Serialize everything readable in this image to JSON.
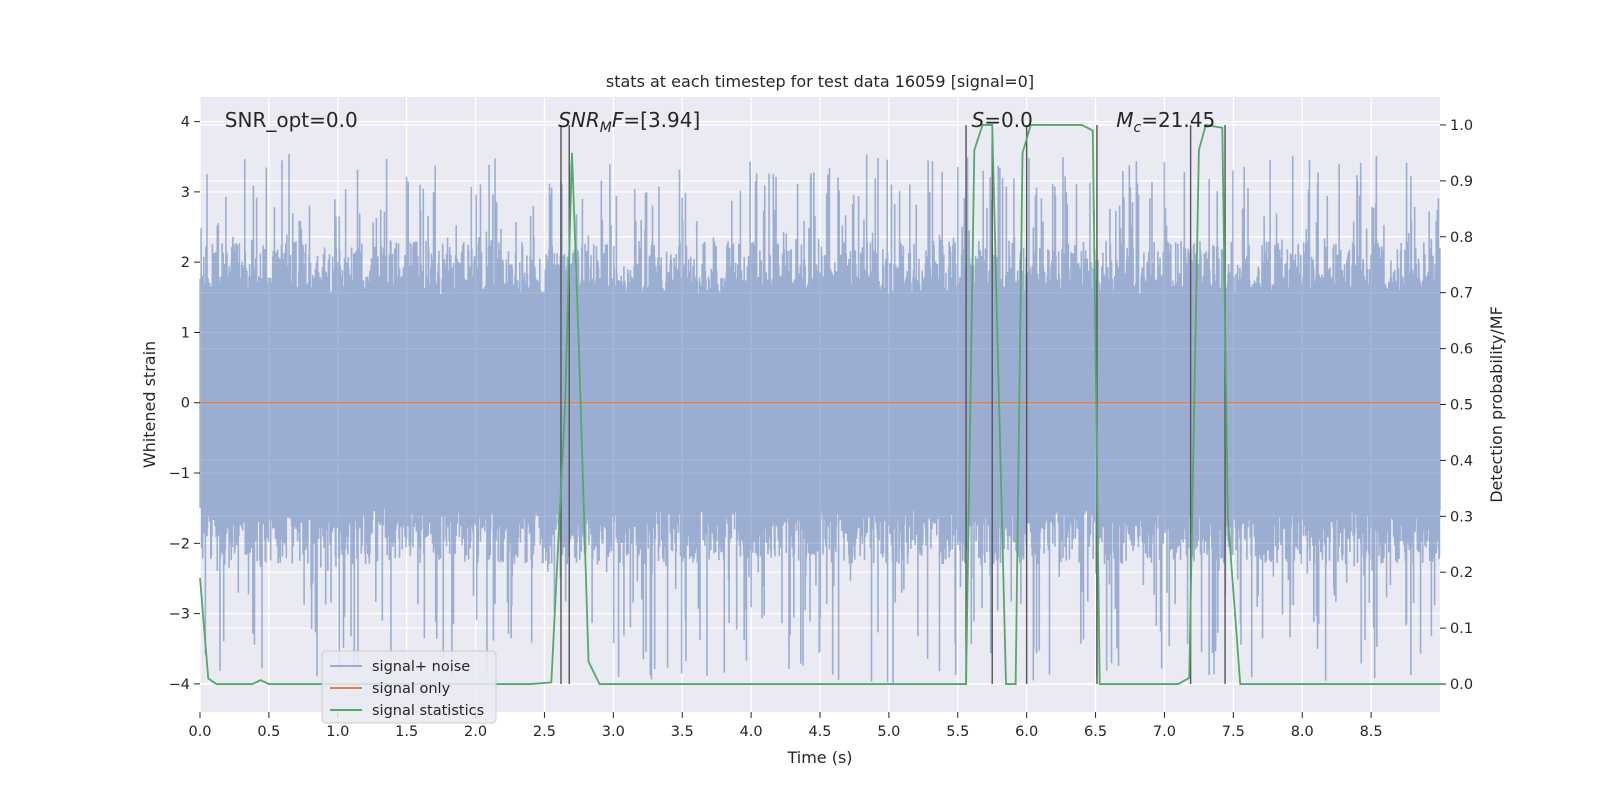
{
  "chart_data": {
    "type": "line",
    "title": "stats at each timestep for test data 16059 [signal=0]",
    "xlabel": "Time (s)",
    "ylabel": "Whitened strain",
    "ylabel_right": "Detection probability/MF",
    "xlim": [
      0.0,
      9.0
    ],
    "ylim": [
      -4.4,
      4.35
    ],
    "ylim_right": [
      -0.05,
      1.05
    ],
    "x_ticks": [
      0.0,
      0.5,
      1.0,
      1.5,
      2.0,
      2.5,
      3.0,
      3.5,
      4.0,
      4.5,
      5.0,
      5.5,
      6.0,
      6.5,
      7.0,
      7.5,
      8.0,
      8.5
    ],
    "x_tick_labels": [
      "0.0",
      "0.5",
      "1.0",
      "1.5",
      "2.0",
      "2.5",
      "3.0",
      "3.5",
      "4.0",
      "4.5",
      "5.0",
      "5.5",
      "6.0",
      "6.5",
      "7.0",
      "7.5",
      "8.0",
      "8.5"
    ],
    "y_ticks": [
      -4,
      -3,
      -2,
      -1,
      0,
      1,
      2,
      3,
      4
    ],
    "y_tick_labels": [
      "−4",
      "−3",
      "−2",
      "−1",
      "0",
      "1",
      "2",
      "3",
      "4"
    ],
    "y_right_ticks": [
      0.0,
      0.1,
      0.2,
      0.3,
      0.4,
      0.5,
      0.6,
      0.7,
      0.8,
      0.9,
      1.0
    ],
    "y_right_tick_labels": [
      "0.0",
      "0.1",
      "0.2",
      "0.3",
      "0.4",
      "0.5",
      "0.6",
      "0.7",
      "0.8",
      "0.9",
      "1.0"
    ],
    "grid": true,
    "legend_position": "lower-left",
    "annotations": [
      {
        "text": "SNR_opt=0.0",
        "x": 0.18,
        "y": 3.95
      },
      {
        "text": "SNRMF=[3.94]",
        "x": 2.6,
        "y": 3.95
      },
      {
        "text": "S=0.0",
        "x": 5.6,
        "y": 3.95
      },
      {
        "text": "Mc=21.45",
        "x": 6.65,
        "y": 3.95
      }
    ],
    "series": [
      {
        "name": "signal+ noise",
        "color": "#4c72b0",
        "opacity": 0.5,
        "noise": {
          "seed": 16059,
          "samples": 2300,
          "typical_max": 2.3,
          "typical_min": -2.3,
          "max": 3.55,
          "min": -4.0
        }
      },
      {
        "name": "signal only",
        "color": "#dd8452",
        "x": [
          0.0,
          9.0
        ],
        "y": [
          0.0,
          0.0
        ]
      },
      {
        "name": "signal statistics",
        "color": "#55a868",
        "axis": "right",
        "x": [
          0.0,
          0.06,
          0.12,
          0.2,
          0.38,
          0.44,
          0.5,
          2.4,
          2.55,
          2.65,
          2.7,
          2.75,
          2.82,
          2.9,
          5.56,
          5.62,
          5.68,
          5.75,
          5.85,
          5.92,
          5.97,
          6.03,
          6.08,
          6.15,
          6.4,
          6.48,
          6.53,
          6.58,
          6.65,
          7.1,
          7.18,
          7.25,
          7.3,
          7.42,
          7.46,
          7.55,
          7.62,
          9.0
        ],
        "y": [
          0.19,
          0.01,
          0.0,
          0.0,
          0.0,
          0.007,
          0.0,
          0.0,
          0.003,
          0.5,
          0.95,
          0.6,
          0.04,
          0.0,
          0.0,
          0.955,
          1.0,
          1.0,
          0.0,
          0.0,
          0.95,
          1.0,
          1.0,
          1.0,
          1.0,
          0.99,
          0.0,
          0.0,
          0.0,
          0.0,
          0.011,
          0.955,
          1.0,
          0.995,
          0.3,
          0.0,
          0.0,
          0.0
        ]
      }
    ],
    "vertical_lines": {
      "color": "#555555",
      "x": [
        2.62,
        2.68,
        5.56,
        5.75,
        6.0,
        6.51,
        7.19,
        7.44
      ],
      "y_range_right": [
        0.0,
        1.0
      ]
    }
  }
}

• WHAT TO WORK ON:
Would you mind returning each entry above word for word, skipping the images?

• RESULT OF THE TASK:
Serialize everything readable in this image to JSON.
{
  "chart_data": {
    "type": "line",
    "title": "stats at each timestep for test data 16059 [signal=0]",
    "xlabel": "Time (s)",
    "ylabel": "Whitened strain",
    "ylabel_right": "Detection probability/MF",
    "xlim": [
      0.0,
      9.0
    ],
    "ylim": [
      -4.4,
      4.35
    ],
    "ylim_right": [
      -0.05,
      1.05
    ],
    "x_ticks": [
      0.0,
      0.5,
      1.0,
      1.5,
      2.0,
      2.5,
      3.0,
      3.5,
      4.0,
      4.5,
      5.0,
      5.5,
      6.0,
      6.5,
      7.0,
      7.5,
      8.0,
      8.5
    ],
    "x_tick_labels": [
      "0.0",
      "0.5",
      "1.0",
      "1.5",
      "2.0",
      "2.5",
      "3.0",
      "3.5",
      "4.0",
      "4.5",
      "5.0",
      "5.5",
      "6.0",
      "6.5",
      "7.0",
      "7.5",
      "8.0",
      "8.5"
    ],
    "y_ticks": [
      -4,
      -3,
      -2,
      -1,
      0,
      1,
      2,
      3,
      4
    ],
    "y_tick_labels": [
      "−4",
      "−3",
      "−2",
      "−1",
      "0",
      "1",
      "2",
      "3",
      "4"
    ],
    "y_right_ticks": [
      0.0,
      0.1,
      0.2,
      0.3,
      0.4,
      0.5,
      0.6,
      0.7,
      0.8,
      0.9,
      1.0
    ],
    "y_right_tick_labels": [
      "0.0",
      "0.1",
      "0.2",
      "0.3",
      "0.4",
      "0.5",
      "0.6",
      "0.7",
      "0.8",
      "0.9",
      "1.0"
    ],
    "grid": true,
    "legend_position": "lower-left",
    "annotations": [
      {
        "text": "SNR_opt=0.0",
        "x": 0.18,
        "y": 3.95
      },
      {
        "text": "SNRMF=[3.94]",
        "x": 2.6,
        "y": 3.95
      },
      {
        "text": "S=0.0",
        "x": 5.6,
        "y": 3.95
      },
      {
        "text": "Mc=21.45",
        "x": 6.65,
        "y": 3.95
      }
    ],
    "series": [
      {
        "name": "signal+ noise",
        "color": "#4c72b0",
        "opacity": 0.5,
        "noise": {
          "seed": 16059,
          "samples": 2300,
          "typical_max": 2.3,
          "typical_min": -2.3,
          "max": 3.55,
          "min": -4.0
        }
      },
      {
        "name": "signal only",
        "color": "#dd8452",
        "x": [
          0.0,
          9.0
        ],
        "y": [
          0.0,
          0.0
        ]
      },
      {
        "name": "signal statistics",
        "color": "#55a868",
        "axis": "right",
        "x": [
          0.0,
          0.06,
          0.12,
          0.2,
          0.38,
          0.44,
          0.5,
          2.4,
          2.55,
          2.65,
          2.7,
          2.75,
          2.82,
          2.9,
          5.56,
          5.62,
          5.68,
          5.75,
          5.85,
          5.92,
          5.97,
          6.03,
          6.08,
          6.15,
          6.4,
          6.48,
          6.53,
          6.58,
          6.65,
          7.1,
          7.18,
          7.25,
          7.3,
          7.42,
          7.46,
          7.55,
          7.62,
          9.0
        ],
        "y": [
          0.19,
          0.01,
          0.0,
          0.0,
          0.0,
          0.007,
          0.0,
          0.0,
          0.003,
          0.5,
          0.95,
          0.6,
          0.04,
          0.0,
          0.0,
          0.955,
          1.0,
          1.0,
          0.0,
          0.0,
          0.95,
          1.0,
          1.0,
          1.0,
          1.0,
          0.99,
          0.0,
          0.0,
          0.0,
          0.0,
          0.011,
          0.955,
          1.0,
          0.995,
          0.3,
          0.0,
          0.0,
          0.0
        ]
      }
    ],
    "vertical_lines": {
      "color": "#555555",
      "x": [
        2.62,
        2.68,
        5.56,
        5.75,
        6.0,
        6.51,
        7.19,
        7.44
      ],
      "y_range_right": [
        0.0,
        1.0
      ]
    }
  }
}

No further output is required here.